(Task) The entries are to be returned exactly, with images left out.

[BEGIN Dataset extract]

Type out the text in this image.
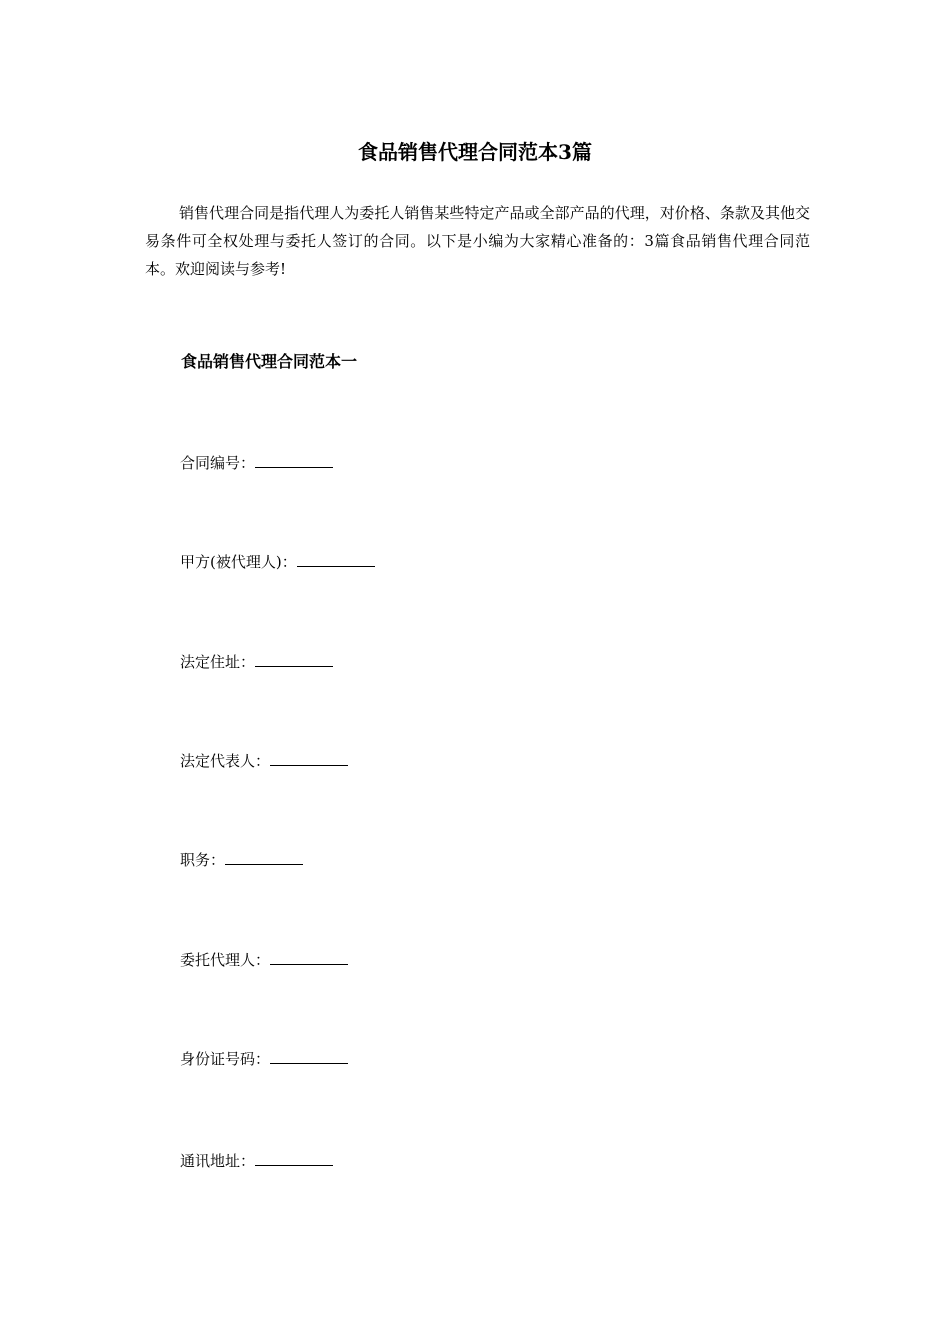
食品销售代理合同范本3篇

销售代理合同是指代理人为委托人销售某些特定产品或全部产品的代理，对价格、条款及其他交易条件可全权处理与委托人签订的合同。以下是小编为大家精心准备的：3篇食品销售代理合同范本。欢迎阅读与参考!

食品销售代理合同范本一

合同编号：

甲方(被代理人)：

法定住址：

法定代表人：

职务：

委托代理人：

身份证号码：

通讯地址：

[END Dataset extract]

(Response to the exercise)
Type out the text in this image.
食品销售代理合同范本3篇

销售代理合同是指代理人为委托人销售某些特定产品或全部产品的代理，对价格、条款及其他交易条件可全权处理与委托人签订的合同。以下是小编为大家精心准备的：3篇食品销售代理合同范本。欢迎阅读与参考!

食品销售代理合同范本一

合同编号：

甲方(被代理人)：

法定住址：

法定代表人：

职务：

委托代理人：

身份证号码：

通讯地址：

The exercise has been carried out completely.